- Defining components inside .NET assemblies
- Using namespaces to define components
- Size of components
- Structuring larger components
- Structuring code with Mediator, Feature and Base components
- Acyclic graph of dependencies between components
- ‘Levelizing’ existing code is often cheaper than expected
- Evolutionary Design and Acyclic componentization
This article will attempt to explain the advantages of using namespaces to define the boundaries of components in a .NET assembly, to suggest the best ways of using namespaces as components, and to describe how to continuously enforce the relevant rules of namespace dependency.
My aim is to assist a .NET development shop to rationalize the development of a large code base so as to let the developers become productive, and to reduce the cost of maintenance.
The advice I’ll give in this article comes from experience gained in years of real-world consulting and development in various development corporations. It has proved to be effective several times, in different circumstances.
In my article Partitioning code base through .NET assemblies and Visual Studio Projects we focused on assemblies, and the reasons why it is more convenient to have fewer and larger assemblies. I suggested how to organize the VS solutions and VS projects. We mentioned that a component is a finer-grained logical concept than a physical assembly. This implies that a large assembly is not a monolithic piece of code, but is likely to contain several components.
Defining components inside .NET assemblies
The .NET platform has no intrinsic means of defining a component inside an assembly. So what is a component? There are whole books that are dedicated to explaining what a component is but, to keep things simple and practical, we’ll list some definitions. A component can be:
- An aggregate of classes and associated types: A class is mostly too lightweight to define a component. Therefore a component will almost always include several classes or interfaces and their associated types (enumerations, structures, exceptions, attributes, delegates…). All these types are grouped by a common well-understood semantic concept that gives its name to the component.
- A unit of development and test: The notion of a component is well-suited to the way that code is developed. When adding a new feature to the product, a developer generally dedicates time to develop a new set of cohesive classes and their associated tests. This represents a component, or more likely a group of related components. Because of this, the organization of components often mirrors the set of features; but a component can also host some infrastructure classes, such as domain classes or helpers and utility classes.
- A unit of learning for developers: It is a daunting task to have to reverse-engineer a large code base. It helps to use components to partition the code into reasonably-sized chunks that can be learned more easily than if they were entangled within a monolithic style code base.

---

◆ **WRITTEN INSTRUCTION**
According to the article on .NET components, why does the organization of components often mirror the product's set of features? Answer in one to three sentences.

(Element boundary records)
---

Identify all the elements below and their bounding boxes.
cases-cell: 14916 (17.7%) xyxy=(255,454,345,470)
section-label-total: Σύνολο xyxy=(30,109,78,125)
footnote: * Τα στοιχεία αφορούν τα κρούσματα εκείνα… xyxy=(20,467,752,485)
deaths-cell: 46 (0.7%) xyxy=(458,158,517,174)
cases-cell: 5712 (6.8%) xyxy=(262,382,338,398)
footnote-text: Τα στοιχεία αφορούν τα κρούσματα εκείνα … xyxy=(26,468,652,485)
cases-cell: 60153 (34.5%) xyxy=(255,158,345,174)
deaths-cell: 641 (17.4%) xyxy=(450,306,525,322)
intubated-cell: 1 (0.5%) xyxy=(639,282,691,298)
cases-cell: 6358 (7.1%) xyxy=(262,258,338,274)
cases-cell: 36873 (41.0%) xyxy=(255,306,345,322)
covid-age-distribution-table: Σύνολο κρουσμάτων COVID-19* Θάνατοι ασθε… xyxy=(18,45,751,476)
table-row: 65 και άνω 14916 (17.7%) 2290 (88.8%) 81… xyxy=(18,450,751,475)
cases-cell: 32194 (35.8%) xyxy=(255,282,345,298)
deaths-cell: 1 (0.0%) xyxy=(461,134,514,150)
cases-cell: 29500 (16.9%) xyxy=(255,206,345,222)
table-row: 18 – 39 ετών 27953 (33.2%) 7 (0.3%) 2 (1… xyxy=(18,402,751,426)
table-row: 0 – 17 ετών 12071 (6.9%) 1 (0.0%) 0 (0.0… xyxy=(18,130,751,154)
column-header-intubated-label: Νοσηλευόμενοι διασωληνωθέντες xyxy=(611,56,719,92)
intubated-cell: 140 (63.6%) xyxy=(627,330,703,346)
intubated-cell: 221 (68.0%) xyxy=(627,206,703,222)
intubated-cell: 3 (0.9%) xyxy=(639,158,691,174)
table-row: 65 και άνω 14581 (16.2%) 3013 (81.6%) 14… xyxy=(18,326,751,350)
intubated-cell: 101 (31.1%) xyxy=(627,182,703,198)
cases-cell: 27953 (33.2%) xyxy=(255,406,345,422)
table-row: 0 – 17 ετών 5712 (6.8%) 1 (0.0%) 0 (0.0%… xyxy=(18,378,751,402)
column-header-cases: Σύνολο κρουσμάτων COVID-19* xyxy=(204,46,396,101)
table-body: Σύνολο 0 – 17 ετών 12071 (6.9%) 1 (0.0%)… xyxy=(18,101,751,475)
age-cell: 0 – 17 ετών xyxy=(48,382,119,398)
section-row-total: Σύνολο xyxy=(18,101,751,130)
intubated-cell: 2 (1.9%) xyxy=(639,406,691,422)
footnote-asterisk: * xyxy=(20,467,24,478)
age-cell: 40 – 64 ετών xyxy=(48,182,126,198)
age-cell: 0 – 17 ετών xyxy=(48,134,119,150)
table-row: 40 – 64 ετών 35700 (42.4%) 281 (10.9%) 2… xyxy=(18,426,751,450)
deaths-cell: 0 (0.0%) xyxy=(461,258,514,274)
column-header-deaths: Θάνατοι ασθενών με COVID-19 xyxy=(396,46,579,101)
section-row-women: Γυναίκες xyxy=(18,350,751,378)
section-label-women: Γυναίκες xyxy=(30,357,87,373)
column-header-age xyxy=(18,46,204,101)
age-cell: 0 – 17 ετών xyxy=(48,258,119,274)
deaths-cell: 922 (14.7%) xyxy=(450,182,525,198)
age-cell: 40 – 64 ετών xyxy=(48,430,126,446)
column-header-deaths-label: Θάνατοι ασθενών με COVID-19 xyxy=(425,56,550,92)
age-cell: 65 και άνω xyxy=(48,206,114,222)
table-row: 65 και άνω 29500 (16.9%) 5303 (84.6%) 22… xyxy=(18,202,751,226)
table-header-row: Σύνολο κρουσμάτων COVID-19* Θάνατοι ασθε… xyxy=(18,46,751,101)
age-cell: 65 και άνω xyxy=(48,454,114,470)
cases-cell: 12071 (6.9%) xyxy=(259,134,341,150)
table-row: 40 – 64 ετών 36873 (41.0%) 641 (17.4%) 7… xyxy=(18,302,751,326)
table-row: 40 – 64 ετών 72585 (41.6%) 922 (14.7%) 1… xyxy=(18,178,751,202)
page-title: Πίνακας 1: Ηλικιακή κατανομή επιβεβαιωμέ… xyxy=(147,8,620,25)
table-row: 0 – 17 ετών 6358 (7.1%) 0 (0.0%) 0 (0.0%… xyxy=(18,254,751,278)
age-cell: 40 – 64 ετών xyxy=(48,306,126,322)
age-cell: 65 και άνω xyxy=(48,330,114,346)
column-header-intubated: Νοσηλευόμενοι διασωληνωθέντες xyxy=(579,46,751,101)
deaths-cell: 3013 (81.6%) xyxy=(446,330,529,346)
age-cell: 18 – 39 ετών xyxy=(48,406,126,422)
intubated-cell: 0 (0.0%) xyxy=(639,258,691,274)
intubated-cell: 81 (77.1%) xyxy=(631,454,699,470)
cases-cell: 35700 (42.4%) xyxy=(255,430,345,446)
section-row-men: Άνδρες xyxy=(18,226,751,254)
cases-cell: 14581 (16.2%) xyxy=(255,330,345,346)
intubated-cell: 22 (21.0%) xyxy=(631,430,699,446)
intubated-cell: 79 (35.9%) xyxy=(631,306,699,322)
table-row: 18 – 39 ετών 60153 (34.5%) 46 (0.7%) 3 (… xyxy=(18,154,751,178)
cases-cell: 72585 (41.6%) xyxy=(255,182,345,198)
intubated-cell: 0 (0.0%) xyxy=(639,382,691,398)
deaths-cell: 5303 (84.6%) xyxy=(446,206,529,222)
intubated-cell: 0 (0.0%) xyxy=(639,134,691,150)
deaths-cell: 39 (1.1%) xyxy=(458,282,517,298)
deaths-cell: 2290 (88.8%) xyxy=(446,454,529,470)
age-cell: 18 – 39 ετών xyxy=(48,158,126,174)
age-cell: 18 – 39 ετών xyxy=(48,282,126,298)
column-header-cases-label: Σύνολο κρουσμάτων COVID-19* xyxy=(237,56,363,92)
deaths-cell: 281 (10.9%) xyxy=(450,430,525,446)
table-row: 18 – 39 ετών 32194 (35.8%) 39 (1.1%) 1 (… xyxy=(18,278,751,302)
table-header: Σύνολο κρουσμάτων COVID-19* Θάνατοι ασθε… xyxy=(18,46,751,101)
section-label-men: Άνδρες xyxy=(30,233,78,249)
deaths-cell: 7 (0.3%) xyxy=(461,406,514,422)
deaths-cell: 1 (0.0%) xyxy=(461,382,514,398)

---

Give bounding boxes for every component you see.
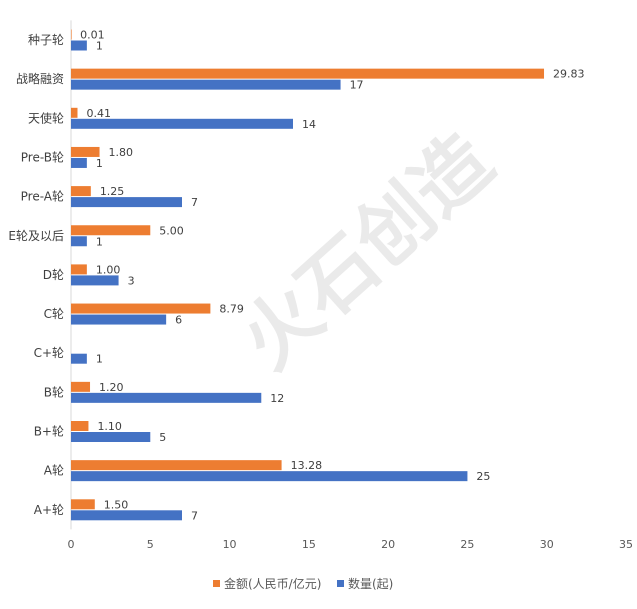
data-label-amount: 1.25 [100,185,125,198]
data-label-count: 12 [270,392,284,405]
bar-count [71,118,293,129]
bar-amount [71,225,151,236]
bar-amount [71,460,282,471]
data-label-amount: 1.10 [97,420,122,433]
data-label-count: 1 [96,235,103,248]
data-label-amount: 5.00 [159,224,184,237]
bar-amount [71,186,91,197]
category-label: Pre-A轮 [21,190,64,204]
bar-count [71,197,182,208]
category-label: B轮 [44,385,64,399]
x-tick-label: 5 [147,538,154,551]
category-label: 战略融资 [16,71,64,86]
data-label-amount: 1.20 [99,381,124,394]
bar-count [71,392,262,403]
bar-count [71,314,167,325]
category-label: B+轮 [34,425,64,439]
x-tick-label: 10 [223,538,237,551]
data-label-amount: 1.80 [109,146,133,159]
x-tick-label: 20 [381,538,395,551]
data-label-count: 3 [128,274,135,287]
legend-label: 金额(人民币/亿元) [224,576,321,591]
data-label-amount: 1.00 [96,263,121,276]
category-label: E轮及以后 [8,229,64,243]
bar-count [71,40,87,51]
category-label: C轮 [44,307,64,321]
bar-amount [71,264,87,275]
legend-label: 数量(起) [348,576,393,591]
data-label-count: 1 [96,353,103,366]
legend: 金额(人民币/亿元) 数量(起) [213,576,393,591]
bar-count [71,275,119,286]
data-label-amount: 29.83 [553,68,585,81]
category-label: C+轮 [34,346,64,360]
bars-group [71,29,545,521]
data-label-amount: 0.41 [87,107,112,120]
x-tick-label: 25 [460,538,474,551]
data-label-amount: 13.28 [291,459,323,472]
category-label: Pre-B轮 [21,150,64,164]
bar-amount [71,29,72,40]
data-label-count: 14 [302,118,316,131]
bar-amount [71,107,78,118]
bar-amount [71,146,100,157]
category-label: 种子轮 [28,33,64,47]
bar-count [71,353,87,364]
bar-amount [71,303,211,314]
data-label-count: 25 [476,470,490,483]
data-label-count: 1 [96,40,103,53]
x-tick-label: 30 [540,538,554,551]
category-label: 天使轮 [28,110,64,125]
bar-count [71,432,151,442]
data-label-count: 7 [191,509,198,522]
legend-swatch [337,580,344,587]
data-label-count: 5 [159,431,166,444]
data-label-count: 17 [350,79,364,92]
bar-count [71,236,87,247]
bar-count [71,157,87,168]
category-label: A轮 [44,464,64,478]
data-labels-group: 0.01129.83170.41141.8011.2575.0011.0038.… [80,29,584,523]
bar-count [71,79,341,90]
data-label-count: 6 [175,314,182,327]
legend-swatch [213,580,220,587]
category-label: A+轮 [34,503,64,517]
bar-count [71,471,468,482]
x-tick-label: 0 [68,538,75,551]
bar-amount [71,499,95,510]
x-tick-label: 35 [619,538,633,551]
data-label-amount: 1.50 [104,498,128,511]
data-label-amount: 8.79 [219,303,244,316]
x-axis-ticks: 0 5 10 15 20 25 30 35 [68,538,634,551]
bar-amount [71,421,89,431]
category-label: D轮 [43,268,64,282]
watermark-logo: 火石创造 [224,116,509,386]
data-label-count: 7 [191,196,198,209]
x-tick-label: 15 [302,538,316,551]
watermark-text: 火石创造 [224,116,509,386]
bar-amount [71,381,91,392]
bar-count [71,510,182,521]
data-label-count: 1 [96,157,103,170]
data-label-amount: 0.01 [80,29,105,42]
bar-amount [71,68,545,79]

---

◆ **ANSWER FOR THE TASK**
When a new feature is added to the product, a developer generally spends time building a new set of cohesive classes along with their associated tests. That set represents a component, or more likely a group of related components, so components tend to line up with features.